[Task directions]
Write the entries out again exactly as they stand, but without the pictures.
::: Provided records
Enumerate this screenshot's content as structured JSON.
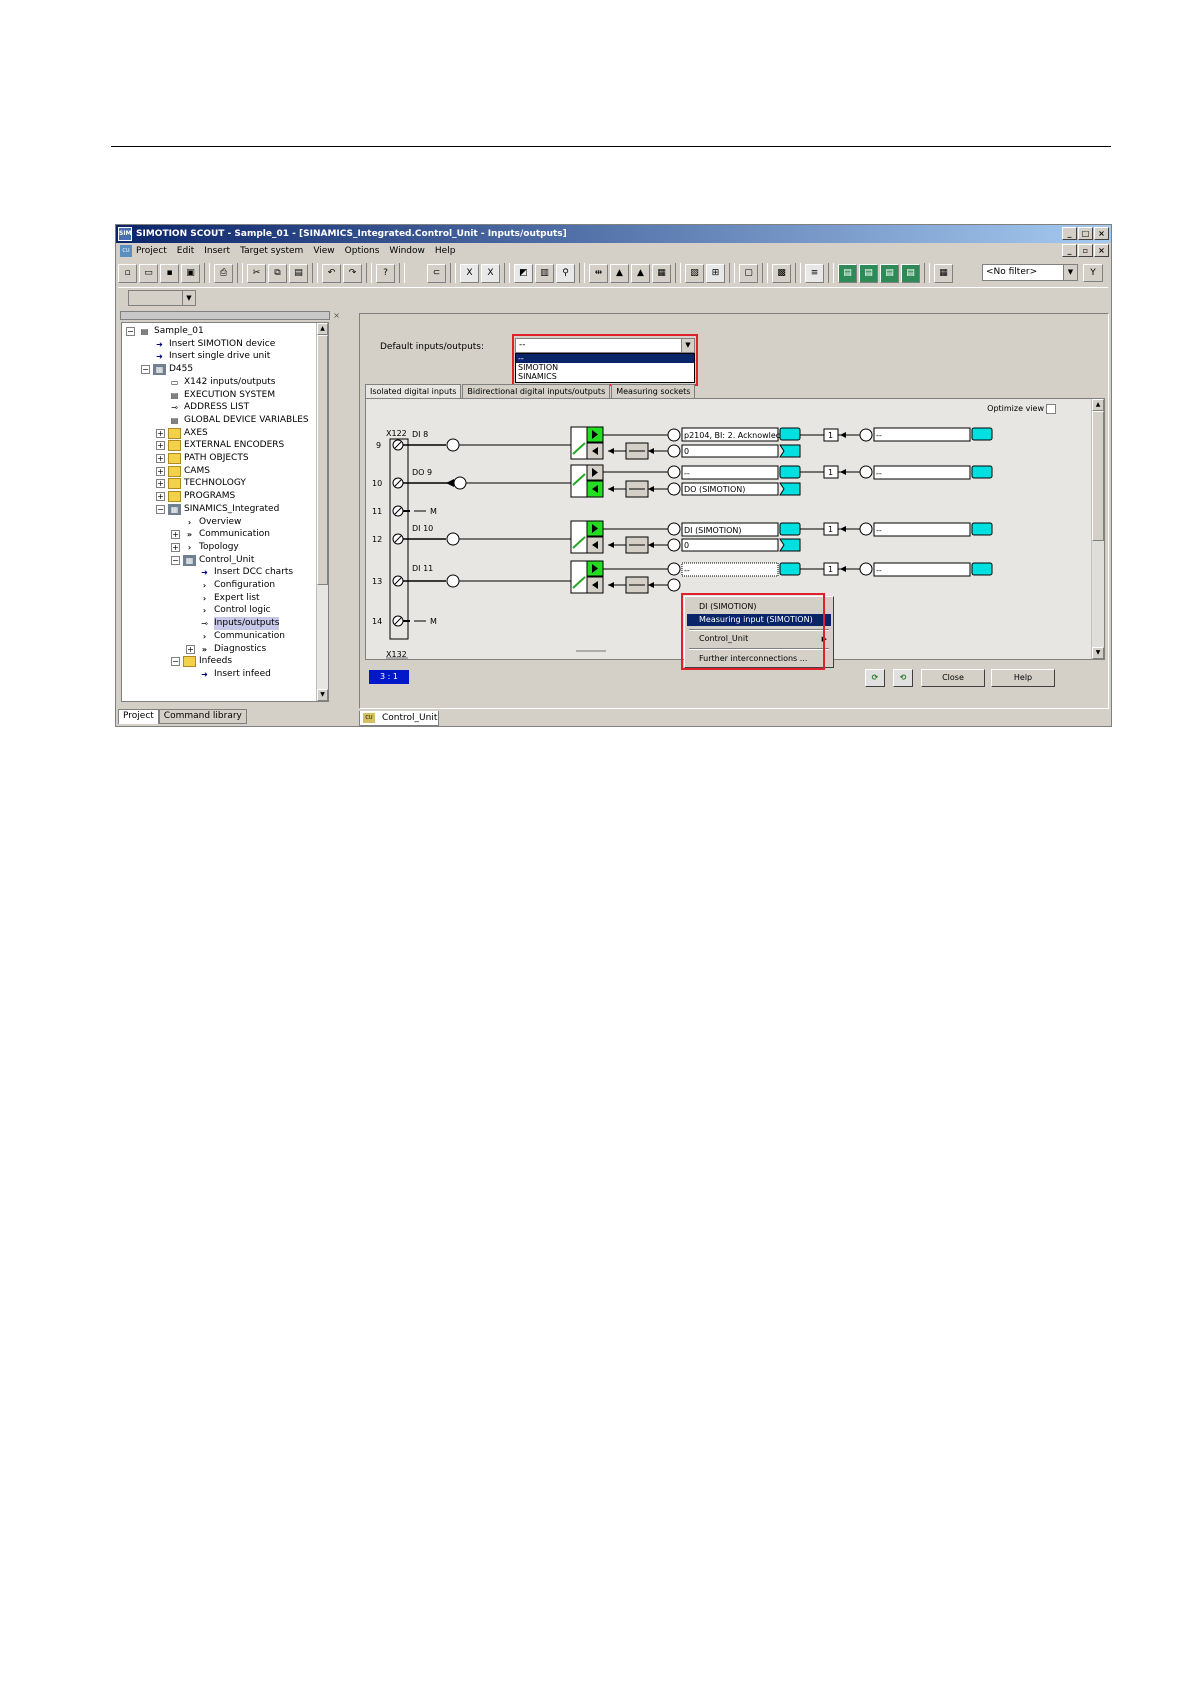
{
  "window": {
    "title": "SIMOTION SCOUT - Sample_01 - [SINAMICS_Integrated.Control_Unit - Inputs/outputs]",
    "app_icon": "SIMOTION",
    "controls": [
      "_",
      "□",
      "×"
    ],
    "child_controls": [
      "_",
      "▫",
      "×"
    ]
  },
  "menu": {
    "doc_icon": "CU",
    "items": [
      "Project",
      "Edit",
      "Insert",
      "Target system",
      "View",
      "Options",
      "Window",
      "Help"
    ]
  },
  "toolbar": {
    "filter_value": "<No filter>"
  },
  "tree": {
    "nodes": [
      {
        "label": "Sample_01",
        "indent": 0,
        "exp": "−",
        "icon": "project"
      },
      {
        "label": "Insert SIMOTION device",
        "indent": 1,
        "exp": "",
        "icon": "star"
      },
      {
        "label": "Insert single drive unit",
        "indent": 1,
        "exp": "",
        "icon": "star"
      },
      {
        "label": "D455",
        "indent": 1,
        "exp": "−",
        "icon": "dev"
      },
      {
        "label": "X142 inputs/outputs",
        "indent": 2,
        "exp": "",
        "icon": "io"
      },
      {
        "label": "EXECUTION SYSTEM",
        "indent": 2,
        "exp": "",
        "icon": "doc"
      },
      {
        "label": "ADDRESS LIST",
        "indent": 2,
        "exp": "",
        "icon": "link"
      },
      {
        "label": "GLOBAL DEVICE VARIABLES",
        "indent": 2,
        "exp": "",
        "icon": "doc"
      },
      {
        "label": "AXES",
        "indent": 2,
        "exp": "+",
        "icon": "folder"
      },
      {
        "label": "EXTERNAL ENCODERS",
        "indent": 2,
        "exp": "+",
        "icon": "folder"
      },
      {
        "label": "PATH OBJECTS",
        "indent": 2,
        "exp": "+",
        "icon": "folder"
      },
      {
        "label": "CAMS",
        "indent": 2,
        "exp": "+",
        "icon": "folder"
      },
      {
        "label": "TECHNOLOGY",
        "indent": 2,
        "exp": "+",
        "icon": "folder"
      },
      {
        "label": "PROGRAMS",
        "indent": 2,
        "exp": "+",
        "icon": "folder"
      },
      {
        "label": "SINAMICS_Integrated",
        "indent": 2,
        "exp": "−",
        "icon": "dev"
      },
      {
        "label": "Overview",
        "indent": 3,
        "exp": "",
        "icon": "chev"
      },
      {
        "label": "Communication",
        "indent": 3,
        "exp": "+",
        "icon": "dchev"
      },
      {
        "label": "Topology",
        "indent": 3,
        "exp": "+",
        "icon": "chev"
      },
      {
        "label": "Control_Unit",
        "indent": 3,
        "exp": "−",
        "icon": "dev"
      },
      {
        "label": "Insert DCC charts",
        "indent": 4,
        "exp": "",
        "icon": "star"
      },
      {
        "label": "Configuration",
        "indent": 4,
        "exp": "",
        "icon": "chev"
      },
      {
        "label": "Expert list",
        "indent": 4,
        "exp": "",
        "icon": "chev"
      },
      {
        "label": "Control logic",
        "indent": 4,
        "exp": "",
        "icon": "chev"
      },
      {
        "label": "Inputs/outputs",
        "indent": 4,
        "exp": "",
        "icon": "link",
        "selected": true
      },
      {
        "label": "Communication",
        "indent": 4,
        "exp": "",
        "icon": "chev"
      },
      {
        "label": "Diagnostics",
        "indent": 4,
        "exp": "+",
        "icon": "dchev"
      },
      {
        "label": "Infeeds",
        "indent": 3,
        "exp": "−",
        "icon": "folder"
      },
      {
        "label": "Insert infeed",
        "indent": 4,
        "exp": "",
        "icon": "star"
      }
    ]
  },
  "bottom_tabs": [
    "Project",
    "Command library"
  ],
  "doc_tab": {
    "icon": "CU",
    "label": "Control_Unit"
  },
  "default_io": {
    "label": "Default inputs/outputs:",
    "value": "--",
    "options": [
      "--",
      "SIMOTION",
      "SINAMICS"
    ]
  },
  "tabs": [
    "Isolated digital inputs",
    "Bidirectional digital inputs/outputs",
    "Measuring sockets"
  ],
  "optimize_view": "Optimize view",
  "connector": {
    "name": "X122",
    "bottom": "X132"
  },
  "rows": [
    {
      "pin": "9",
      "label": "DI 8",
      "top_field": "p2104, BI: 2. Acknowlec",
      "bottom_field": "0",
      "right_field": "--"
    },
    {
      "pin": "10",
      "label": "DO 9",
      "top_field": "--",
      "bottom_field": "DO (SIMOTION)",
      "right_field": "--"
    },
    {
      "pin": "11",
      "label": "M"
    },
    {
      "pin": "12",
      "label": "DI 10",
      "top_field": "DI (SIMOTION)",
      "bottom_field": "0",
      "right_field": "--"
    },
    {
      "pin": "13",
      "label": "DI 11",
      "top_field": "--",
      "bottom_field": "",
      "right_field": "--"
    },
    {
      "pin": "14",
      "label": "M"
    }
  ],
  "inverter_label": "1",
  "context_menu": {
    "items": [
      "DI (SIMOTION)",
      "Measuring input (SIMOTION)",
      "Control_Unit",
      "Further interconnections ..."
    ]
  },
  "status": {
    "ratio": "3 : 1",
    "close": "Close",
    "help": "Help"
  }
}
::::::
[Task answer]
Enumerate this screenshot's content as structured JSON.
{
  "window": {
    "title": "SIMOTION SCOUT - Sample_01 - [SINAMICS_Integrated.Control_Unit - Inputs/outputs]",
    "app_icon": "SIMOTION",
    "controls": [
      "_",
      "□",
      "×"
    ],
    "child_controls": [
      "_",
      "▫",
      "×"
    ]
  },
  "menu": {
    "doc_icon": "CU",
    "items": [
      "Project",
      "Edit",
      "Insert",
      "Target system",
      "View",
      "Options",
      "Window",
      "Help"
    ]
  },
  "toolbar": {
    "filter_value": "<No filter>"
  },
  "tree": {
    "nodes": [
      {
        "label": "Sample_01",
        "indent": 0,
        "exp": "−",
        "icon": "project"
      },
      {
        "label": "Insert SIMOTION device",
        "indent": 1,
        "exp": "",
        "icon": "star"
      },
      {
        "label": "Insert single drive unit",
        "indent": 1,
        "exp": "",
        "icon": "star"
      },
      {
        "label": "D455",
        "indent": 1,
        "exp": "−",
        "icon": "dev"
      },
      {
        "label": "X142 inputs/outputs",
        "indent": 2,
        "exp": "",
        "icon": "io"
      },
      {
        "label": "EXECUTION SYSTEM",
        "indent": 2,
        "exp": "",
        "icon": "doc"
      },
      {
        "label": "ADDRESS LIST",
        "indent": 2,
        "exp": "",
        "icon": "link"
      },
      {
        "label": "GLOBAL DEVICE VARIABLES",
        "indent": 2,
        "exp": "",
        "icon": "doc"
      },
      {
        "label": "AXES",
        "indent": 2,
        "exp": "+",
        "icon": "folder"
      },
      {
        "label": "EXTERNAL ENCODERS",
        "indent": 2,
        "exp": "+",
        "icon": "folder"
      },
      {
        "label": "PATH OBJECTS",
        "indent": 2,
        "exp": "+",
        "icon": "folder"
      },
      {
        "label": "CAMS",
        "indent": 2,
        "exp": "+",
        "icon": "folder"
      },
      {
        "label": "TECHNOLOGY",
        "indent": 2,
        "exp": "+",
        "icon": "folder"
      },
      {
        "label": "PROGRAMS",
        "indent": 2,
        "exp": "+",
        "icon": "folder"
      },
      {
        "label": "SINAMICS_Integrated",
        "indent": 2,
        "exp": "−",
        "icon": "dev"
      },
      {
        "label": "Overview",
        "indent": 3,
        "exp": "",
        "icon": "chev"
      },
      {
        "label": "Communication",
        "indent": 3,
        "exp": "+",
        "icon": "dchev"
      },
      {
        "label": "Topology",
        "indent": 3,
        "exp": "+",
        "icon": "chev"
      },
      {
        "label": "Control_Unit",
        "indent": 3,
        "exp": "−",
        "icon": "dev"
      },
      {
        "label": "Insert DCC charts",
        "indent": 4,
        "exp": "",
        "icon": "star"
      },
      {
        "label": "Configuration",
        "indent": 4,
        "exp": "",
        "icon": "chev"
      },
      {
        "label": "Expert list",
        "indent": 4,
        "exp": "",
        "icon": "chev"
      },
      {
        "label": "Control logic",
        "indent": 4,
        "exp": "",
        "icon": "chev"
      },
      {
        "label": "Inputs/outputs",
        "indent": 4,
        "exp": "",
        "icon": "link",
        "selected": true
      },
      {
        "label": "Communication",
        "indent": 4,
        "exp": "",
        "icon": "chev"
      },
      {
        "label": "Diagnostics",
        "indent": 4,
        "exp": "+",
        "icon": "dchev"
      },
      {
        "label": "Infeeds",
        "indent": 3,
        "exp": "−",
        "icon": "folder"
      },
      {
        "label": "Insert infeed",
        "indent": 4,
        "exp": "",
        "icon": "star"
      }
    ]
  },
  "bottom_tabs": [
    "Project",
    "Command library"
  ],
  "doc_tab": {
    "icon": "CU",
    "label": "Control_Unit"
  },
  "default_io": {
    "label": "Default inputs/outputs:",
    "value": "--",
    "options": [
      "--",
      "SIMOTION",
      "SINAMICS"
    ]
  },
  "tabs": [
    "Isolated digital inputs",
    "Bidirectional digital inputs/outputs",
    "Measuring sockets"
  ],
  "optimize_view": "Optimize view",
  "connector": {
    "name": "X122",
    "bottom": "X132"
  },
  "rows": [
    {
      "pin": "9",
      "label": "DI 8",
      "top_field": "p2104, BI: 2. Acknowlec",
      "bottom_field": "0",
      "right_field": "--"
    },
    {
      "pin": "10",
      "label": "DO 9",
      "top_field": "--",
      "bottom_field": "DO (SIMOTION)",
      "right_field": "--"
    },
    {
      "pin": "11",
      "label": "M"
    },
    {
      "pin": "12",
      "label": "DI 10",
      "top_field": "DI (SIMOTION)",
      "bottom_field": "0",
      "right_field": "--"
    },
    {
      "pin": "13",
      "label": "DI 11",
      "top_field": "--",
      "bottom_field": "",
      "right_field": "--"
    },
    {
      "pin": "14",
      "label": "M"
    }
  ],
  "inverter_label": "1",
  "context_menu": {
    "items": [
      "DI (SIMOTION)",
      "Measuring input (SIMOTION)",
      "Control_Unit",
      "Further interconnections ..."
    ]
  },
  "status": {
    "ratio": "3 : 1",
    "close": "Close",
    "help": "Help"
  }
}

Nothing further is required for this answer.